_JOB_
Your task is to print all of the material verbatim.

Dataset records:

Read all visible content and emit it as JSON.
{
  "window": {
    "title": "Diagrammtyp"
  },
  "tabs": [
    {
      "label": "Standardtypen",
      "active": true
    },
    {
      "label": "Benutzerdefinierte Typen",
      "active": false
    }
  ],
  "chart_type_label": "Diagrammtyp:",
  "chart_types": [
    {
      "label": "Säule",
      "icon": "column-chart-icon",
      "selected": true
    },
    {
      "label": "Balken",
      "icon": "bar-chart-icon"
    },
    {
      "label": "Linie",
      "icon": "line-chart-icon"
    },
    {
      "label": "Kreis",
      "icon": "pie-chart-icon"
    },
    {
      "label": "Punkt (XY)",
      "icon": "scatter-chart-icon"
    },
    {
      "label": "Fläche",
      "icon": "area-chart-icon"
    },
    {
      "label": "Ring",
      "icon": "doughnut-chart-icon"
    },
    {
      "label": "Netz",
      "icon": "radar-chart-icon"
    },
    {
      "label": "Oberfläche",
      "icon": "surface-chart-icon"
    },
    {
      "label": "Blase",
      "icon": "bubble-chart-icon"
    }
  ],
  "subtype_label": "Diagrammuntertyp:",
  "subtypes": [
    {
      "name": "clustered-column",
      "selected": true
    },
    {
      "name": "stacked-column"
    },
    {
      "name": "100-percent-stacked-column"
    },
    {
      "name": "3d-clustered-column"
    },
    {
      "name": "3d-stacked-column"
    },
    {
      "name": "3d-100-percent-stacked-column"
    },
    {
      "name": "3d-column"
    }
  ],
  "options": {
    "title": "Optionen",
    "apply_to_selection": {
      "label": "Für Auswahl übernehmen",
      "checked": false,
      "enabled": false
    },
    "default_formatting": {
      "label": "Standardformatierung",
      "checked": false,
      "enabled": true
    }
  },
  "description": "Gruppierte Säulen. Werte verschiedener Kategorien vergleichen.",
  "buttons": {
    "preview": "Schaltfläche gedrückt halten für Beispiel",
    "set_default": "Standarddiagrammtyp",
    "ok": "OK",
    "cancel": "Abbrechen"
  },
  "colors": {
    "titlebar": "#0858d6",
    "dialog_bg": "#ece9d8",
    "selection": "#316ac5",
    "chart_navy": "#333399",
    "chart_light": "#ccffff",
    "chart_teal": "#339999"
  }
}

_EXERCISE SOLUTION_
Read all visible content and emit it as JSON.
{
  "window": {
    "title": "Diagrammtyp"
  },
  "tabs": [
    {
      "label": "Standardtypen",
      "active": true
    },
    {
      "label": "Benutzerdefinierte Typen",
      "active": false
    }
  ],
  "chart_type_label": "Diagrammtyp:",
  "chart_types": [
    {
      "label": "Säule",
      "icon": "column-chart-icon",
      "selected": true
    },
    {
      "label": "Balken",
      "icon": "bar-chart-icon"
    },
    {
      "label": "Linie",
      "icon": "line-chart-icon"
    },
    {
      "label": "Kreis",
      "icon": "pie-chart-icon"
    },
    {
      "label": "Punkt (XY)",
      "icon": "scatter-chart-icon"
    },
    {
      "label": "Fläche",
      "icon": "area-chart-icon"
    },
    {
      "label": "Ring",
      "icon": "doughnut-chart-icon"
    },
    {
      "label": "Netz",
      "icon": "radar-chart-icon"
    },
    {
      "label": "Oberfläche",
      "icon": "surface-chart-icon"
    },
    {
      "label": "Blase",
      "icon": "bubble-chart-icon"
    }
  ],
  "subtype_label": "Diagrammuntertyp:",
  "subtypes": [
    {
      "name": "clustered-column",
      "selected": true
    },
    {
      "name": "stacked-column"
    },
    {
      "name": "100-percent-stacked-column"
    },
    {
      "name": "3d-clustered-column"
    },
    {
      "name": "3d-stacked-column"
    },
    {
      "name": "3d-100-percent-stacked-column"
    },
    {
      "name": "3d-column"
    }
  ],
  "options": {
    "title": "Optionen",
    "apply_to_selection": {
      "label": "Für Auswahl übernehmen",
      "checked": false,
      "enabled": false
    },
    "default_formatting": {
      "label": "Standardformatierung",
      "checked": false,
      "enabled": true
    }
  },
  "description": "Gruppierte Säulen. Werte verschiedener Kategorien vergleichen.",
  "buttons": {
    "preview": "Schaltfläche gedrückt halten für Beispiel",
    "set_default": "Standarddiagrammtyp",
    "ok": "OK",
    "cancel": "Abbrechen"
  },
  "colors": {
    "titlebar": "#0858d6",
    "dialog_bg": "#ece9d8",
    "selection": "#316ac5",
    "chart_navy": "#333399",
    "chart_light": "#ccffff",
    "chart_teal": "#339999"
  }
}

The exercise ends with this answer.